Report only the number of lines in the records that contain the word "Live".

** start Supplied records **

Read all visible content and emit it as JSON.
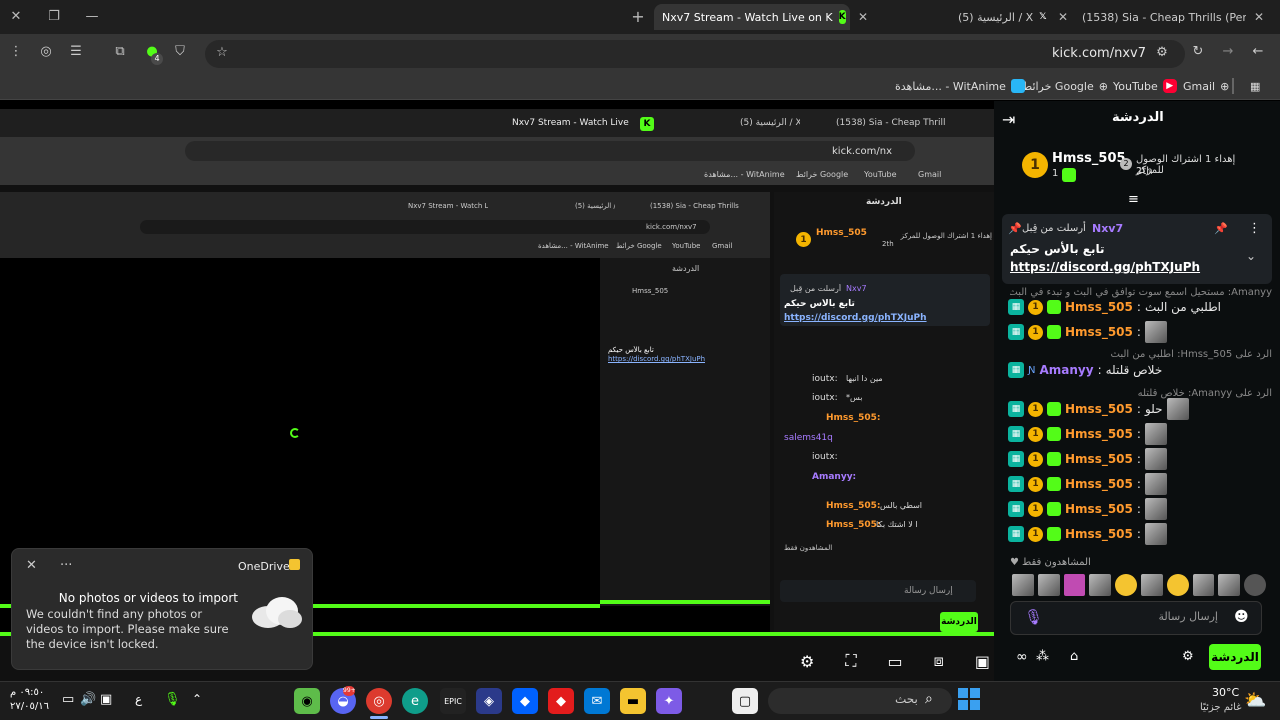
{
  "browser": {
    "tabs": [
      {
        "title": "Nxv7 Stream - Watch Live on K",
        "active": true
      },
      {
        "title": "(5) الرئيسية / X"
      },
      {
        "title": "(1538) Sia - Cheap Thrills (Perfo"
      }
    ],
    "address": "kick.com/nxv7",
    "extension_badge": "4",
    "bookmarks": [
      {
        "label": "Gmail"
      },
      {
        "label": "YouTube"
      },
      {
        "label": "خرائط Google"
      },
      {
        "label": "مشاهدة... - WitAnime"
      }
    ]
  },
  "chat": {
    "header_title": "الدردشة",
    "leaderboard": {
      "user": "Hmss_505",
      "rank_badge": "1",
      "count": "1",
      "second_rank": "2",
      "second_text": "إهداء 1 اشتراك الوصول للمركز",
      "second_place": "2th"
    },
    "pinned": {
      "sender_label": "أرسلت من قِبل",
      "sender": "Nxv7",
      "title": "تابع بالأس حيكم",
      "link": "https://discord.gg/phTXJuPh"
    },
    "messages": [
      {
        "kind": "reply",
        "text": "Amanyy: مستحيل اسمع سوت توافق في البث و تبدء في البث ..."
      },
      {
        "user": "Hmss_505",
        "text": "اطلبي من البث"
      },
      {
        "user": "Hmss_505",
        "text": "",
        "emote": true
      },
      {
        "kind": "reply",
        "text": "الرد على Hmss_505: اطلبي من البث"
      },
      {
        "user": "Amanyy",
        "text": "خلاص قلتله",
        "purple": true
      },
      {
        "kind": "reply",
        "text": "الرد على Amanyy: خلاص قلتله"
      },
      {
        "user": "Hmss_505",
        "text": "حلو",
        "emote": true
      },
      {
        "user": "Hmss_505",
        "text": "",
        "emote": true
      },
      {
        "user": "Hmss_505",
        "text": "",
        "emote": true
      },
      {
        "user": "Hmss_505",
        "text": "",
        "emote": true
      },
      {
        "user": "Hmss_505",
        "text": "",
        "emote": true
      },
      {
        "user": "Hmss_505",
        "text": "",
        "emote": true
      }
    ],
    "supporters_label": "المشاهدون فقط",
    "input_placeholder": "إرسال رسالة",
    "send_label": "الدردشة"
  },
  "nested": {
    "tab1": "Nxv7 Stream - Watch Live on K",
    "tab2": "(5) الرئيسية / X",
    "tab3": "(1538) Sia - Cheap Thrills (Perfo",
    "address": "kick.com/nxv7",
    "bm1": "Gmail",
    "bm2": "YouTube",
    "bm3": "خرائط Google",
    "bm4": "مشاهدة... - WitAnime",
    "chat_title": "الدردشة",
    "user1": "Hmss_505",
    "rank_text": "إهداء 1 اشتراك الوصول للمركز",
    "place": "2th",
    "pinned_label": "أرسلت من قِبل",
    "pinned_sender": "Nxv7",
    "pinned_title": "تابع بالأس حيكم",
    "pinned_link": "https://discord.gg/phTXJuPh",
    "lines": [
      {
        "user": "ioutx:",
        "text": "مين دا انبها"
      },
      {
        "user": "ioutx:",
        "text": "*بس"
      },
      {
        "user": "Hmss_505:",
        "text": ""
      },
      {
        "user": "salems41q",
        "text": ""
      },
      {
        "user": "ioutx:",
        "text": ""
      },
      {
        "user": "Amanyy:",
        "text": ""
      },
      {
        "user": "Hmss_505:",
        "text": "اسطي بالس"
      },
      {
        "user": "Hmss_505:",
        "text": "ا  لا اشتك بكا"
      }
    ],
    "input": "إرسال رسالة",
    "send": "الدردشة",
    "supporters": "المشاهدون فقط"
  },
  "onedrive": {
    "app": "OneDrive",
    "title": "No photos or videos to import",
    "body": "We couldn't find any photos or videos to import. Please make sure the device isn't locked."
  },
  "taskbar": {
    "search_placeholder": "بحث",
    "weather_temp": "30°C",
    "weather_desc": "غائم جزئيًا",
    "time": "٠٩:٥٠ م",
    "date": "٢٧/٠٥/١٦",
    "lang": "ع",
    "discord_badge": "99+"
  },
  "colors": {
    "kick_green": "#53fc18",
    "orange_user": "#ff9a2e",
    "purple_user": "#a77bff",
    "teal_badge": "#0bb39e"
  }
}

** end Supplied records **

### Written answer
2